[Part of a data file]
%%

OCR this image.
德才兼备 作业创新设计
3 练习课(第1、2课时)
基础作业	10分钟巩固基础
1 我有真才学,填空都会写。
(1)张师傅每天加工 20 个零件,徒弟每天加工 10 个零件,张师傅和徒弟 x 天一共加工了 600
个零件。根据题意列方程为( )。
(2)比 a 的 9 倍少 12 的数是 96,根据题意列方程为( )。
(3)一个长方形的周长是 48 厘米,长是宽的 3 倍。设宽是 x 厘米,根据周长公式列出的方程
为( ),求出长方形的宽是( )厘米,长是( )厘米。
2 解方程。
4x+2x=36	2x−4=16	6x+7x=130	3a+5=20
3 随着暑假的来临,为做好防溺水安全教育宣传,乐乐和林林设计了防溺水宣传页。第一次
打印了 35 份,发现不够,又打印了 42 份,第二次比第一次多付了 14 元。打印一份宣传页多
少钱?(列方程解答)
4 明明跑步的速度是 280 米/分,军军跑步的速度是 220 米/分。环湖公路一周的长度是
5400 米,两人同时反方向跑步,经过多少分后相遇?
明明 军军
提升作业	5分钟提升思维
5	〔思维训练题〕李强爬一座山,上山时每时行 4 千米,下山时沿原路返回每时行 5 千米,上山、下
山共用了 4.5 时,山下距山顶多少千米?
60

%%
%%

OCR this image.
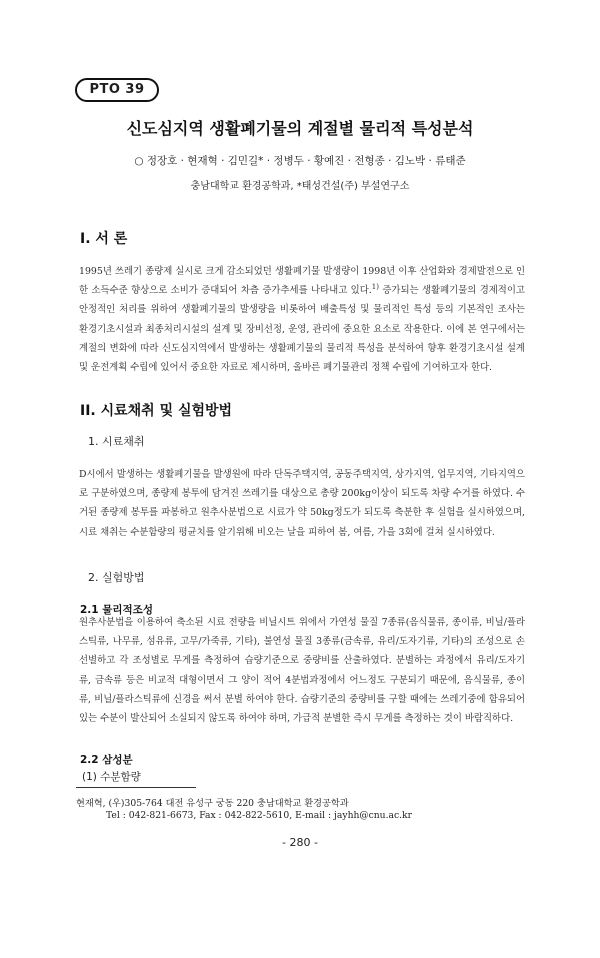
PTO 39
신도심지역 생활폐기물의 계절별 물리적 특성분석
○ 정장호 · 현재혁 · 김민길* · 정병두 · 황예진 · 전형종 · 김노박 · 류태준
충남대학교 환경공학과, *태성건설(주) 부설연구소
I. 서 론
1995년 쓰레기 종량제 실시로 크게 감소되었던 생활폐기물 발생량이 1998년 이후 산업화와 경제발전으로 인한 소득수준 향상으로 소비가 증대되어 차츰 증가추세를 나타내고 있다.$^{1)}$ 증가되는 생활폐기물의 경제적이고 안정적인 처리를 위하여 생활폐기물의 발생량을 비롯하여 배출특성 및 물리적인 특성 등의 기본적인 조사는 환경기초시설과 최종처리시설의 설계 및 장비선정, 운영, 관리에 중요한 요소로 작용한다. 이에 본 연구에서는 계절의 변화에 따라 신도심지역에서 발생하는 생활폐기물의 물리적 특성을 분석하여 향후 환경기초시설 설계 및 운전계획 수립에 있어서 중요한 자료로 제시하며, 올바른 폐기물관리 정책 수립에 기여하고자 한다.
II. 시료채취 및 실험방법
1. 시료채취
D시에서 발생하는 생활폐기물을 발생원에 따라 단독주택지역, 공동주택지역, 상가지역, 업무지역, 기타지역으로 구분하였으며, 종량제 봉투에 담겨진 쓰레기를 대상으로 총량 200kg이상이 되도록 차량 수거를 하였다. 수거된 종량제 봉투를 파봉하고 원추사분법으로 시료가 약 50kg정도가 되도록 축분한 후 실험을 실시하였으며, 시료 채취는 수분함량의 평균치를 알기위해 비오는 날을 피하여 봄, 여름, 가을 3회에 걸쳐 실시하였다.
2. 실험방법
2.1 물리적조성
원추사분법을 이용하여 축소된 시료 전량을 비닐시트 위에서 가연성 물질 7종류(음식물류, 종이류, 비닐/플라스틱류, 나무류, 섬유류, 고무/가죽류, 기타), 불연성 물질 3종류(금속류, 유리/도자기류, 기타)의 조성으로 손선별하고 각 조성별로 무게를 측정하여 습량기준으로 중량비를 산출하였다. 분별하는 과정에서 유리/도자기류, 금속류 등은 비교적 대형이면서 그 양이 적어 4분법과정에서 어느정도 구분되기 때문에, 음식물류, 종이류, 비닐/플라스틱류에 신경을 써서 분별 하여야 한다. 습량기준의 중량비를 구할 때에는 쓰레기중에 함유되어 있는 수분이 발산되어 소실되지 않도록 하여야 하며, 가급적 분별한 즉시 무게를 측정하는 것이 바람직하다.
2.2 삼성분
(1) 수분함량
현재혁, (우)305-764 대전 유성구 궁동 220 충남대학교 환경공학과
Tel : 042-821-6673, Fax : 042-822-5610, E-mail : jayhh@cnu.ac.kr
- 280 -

%%
%%

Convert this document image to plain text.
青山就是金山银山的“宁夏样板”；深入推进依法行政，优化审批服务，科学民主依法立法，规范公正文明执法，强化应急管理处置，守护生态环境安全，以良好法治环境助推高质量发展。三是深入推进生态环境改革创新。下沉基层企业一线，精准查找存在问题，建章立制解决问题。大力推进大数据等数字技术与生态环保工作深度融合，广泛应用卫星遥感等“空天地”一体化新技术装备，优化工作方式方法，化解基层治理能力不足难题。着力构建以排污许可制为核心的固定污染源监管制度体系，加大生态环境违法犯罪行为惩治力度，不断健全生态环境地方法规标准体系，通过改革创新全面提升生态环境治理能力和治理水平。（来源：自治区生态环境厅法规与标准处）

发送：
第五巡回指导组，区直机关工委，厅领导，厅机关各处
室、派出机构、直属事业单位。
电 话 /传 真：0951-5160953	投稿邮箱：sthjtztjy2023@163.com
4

%%

Which lines of the data include "생활폐기물의"? Copy each of them.

**Exercise answer**
신도심지역 생활폐기물의 계절별 물리적 특성분석
1995년 쓰레기 종량제 실시로 크게 감소되었던 생활폐기물 발생량이 1998년 이후 산업화와 경제발전으로 인한 소득수준 향상으로 소비가 증대되어 차츰 증가추세를 나타내고 있다.$^{1)}$ 증가되는 생활폐기물의 경제적이고 안정적인 처리를 위하여 생활폐기물의 발생량을 비롯하여 배출특성 및 물리적인 특성 등의 기본적인 조사는 환경기초시설과 최종처리시설의 설계 및 장비선정, 운영, 관리에 중요한 요소로 작용한다. 이에 본 연구에서는 계절의 변화에 따라 신도심지역에서 발생하는 생활폐기물의 물리적 특성을 분석하여 향후 환경기초시설 설계 및 운전계획 수립에 있어서 중요한 자료로 제시하며, 올바른 폐기물관리 정책 수립에 기여하고자 한다.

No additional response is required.